%%
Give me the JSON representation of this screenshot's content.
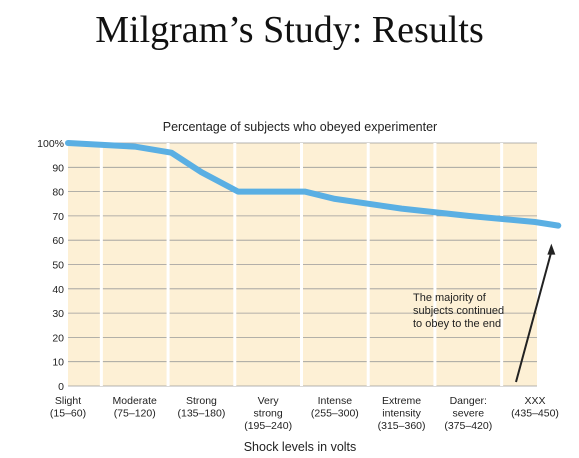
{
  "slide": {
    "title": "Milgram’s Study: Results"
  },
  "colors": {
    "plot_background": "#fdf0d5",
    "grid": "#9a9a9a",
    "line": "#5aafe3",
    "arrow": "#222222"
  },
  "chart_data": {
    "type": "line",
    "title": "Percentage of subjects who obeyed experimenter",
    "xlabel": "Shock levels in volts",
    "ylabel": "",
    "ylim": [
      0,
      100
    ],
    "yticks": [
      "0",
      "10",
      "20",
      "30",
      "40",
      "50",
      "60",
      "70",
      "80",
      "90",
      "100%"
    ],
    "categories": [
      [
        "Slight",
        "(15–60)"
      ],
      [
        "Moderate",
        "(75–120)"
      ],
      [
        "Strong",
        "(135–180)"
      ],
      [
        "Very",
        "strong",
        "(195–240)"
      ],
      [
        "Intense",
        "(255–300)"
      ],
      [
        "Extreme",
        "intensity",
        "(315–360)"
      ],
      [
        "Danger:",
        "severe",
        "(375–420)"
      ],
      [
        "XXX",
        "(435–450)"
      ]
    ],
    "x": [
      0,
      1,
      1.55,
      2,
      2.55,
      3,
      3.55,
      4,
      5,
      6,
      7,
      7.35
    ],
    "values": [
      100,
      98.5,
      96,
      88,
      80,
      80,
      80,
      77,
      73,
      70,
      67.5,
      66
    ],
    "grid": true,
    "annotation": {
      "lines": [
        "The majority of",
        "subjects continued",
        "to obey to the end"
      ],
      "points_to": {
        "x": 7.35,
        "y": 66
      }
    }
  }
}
%%
* _WRITTEN INSTRUCTION_:
Repeat the entries exactly and keep the pictures out of the copy.

* _EXERCISE SOLUTION_:
Give me the JSON representation of this screenshot's content.
{
  "slide": {
    "title": "Milgram’s Study: Results"
  },
  "colors": {
    "plot_background": "#fdf0d5",
    "grid": "#9a9a9a",
    "line": "#5aafe3",
    "arrow": "#222222"
  },
  "chart_data": {
    "type": "line",
    "title": "Percentage of subjects who obeyed experimenter",
    "xlabel": "Shock levels in volts",
    "ylabel": "",
    "ylim": [
      0,
      100
    ],
    "yticks": [
      "0",
      "10",
      "20",
      "30",
      "40",
      "50",
      "60",
      "70",
      "80",
      "90",
      "100%"
    ],
    "categories": [
      [
        "Slight",
        "(15–60)"
      ],
      [
        "Moderate",
        "(75–120)"
      ],
      [
        "Strong",
        "(135–180)"
      ],
      [
        "Very",
        "strong",
        "(195–240)"
      ],
      [
        "Intense",
        "(255–300)"
      ],
      [
        "Extreme",
        "intensity",
        "(315–360)"
      ],
      [
        "Danger:",
        "severe",
        "(375–420)"
      ],
      [
        "XXX",
        "(435–450)"
      ]
    ],
    "x": [
      0,
      1,
      1.55,
      2,
      2.55,
      3,
      3.55,
      4,
      5,
      6,
      7,
      7.35
    ],
    "values": [
      100,
      98.5,
      96,
      88,
      80,
      80,
      80,
      77,
      73,
      70,
      67.5,
      66
    ],
    "grid": true,
    "annotation": {
      "lines": [
        "The majority of",
        "subjects continued",
        "to obey to the end"
      ],
      "points_to": {
        "x": 7.35,
        "y": 66
      }
    }
  }
}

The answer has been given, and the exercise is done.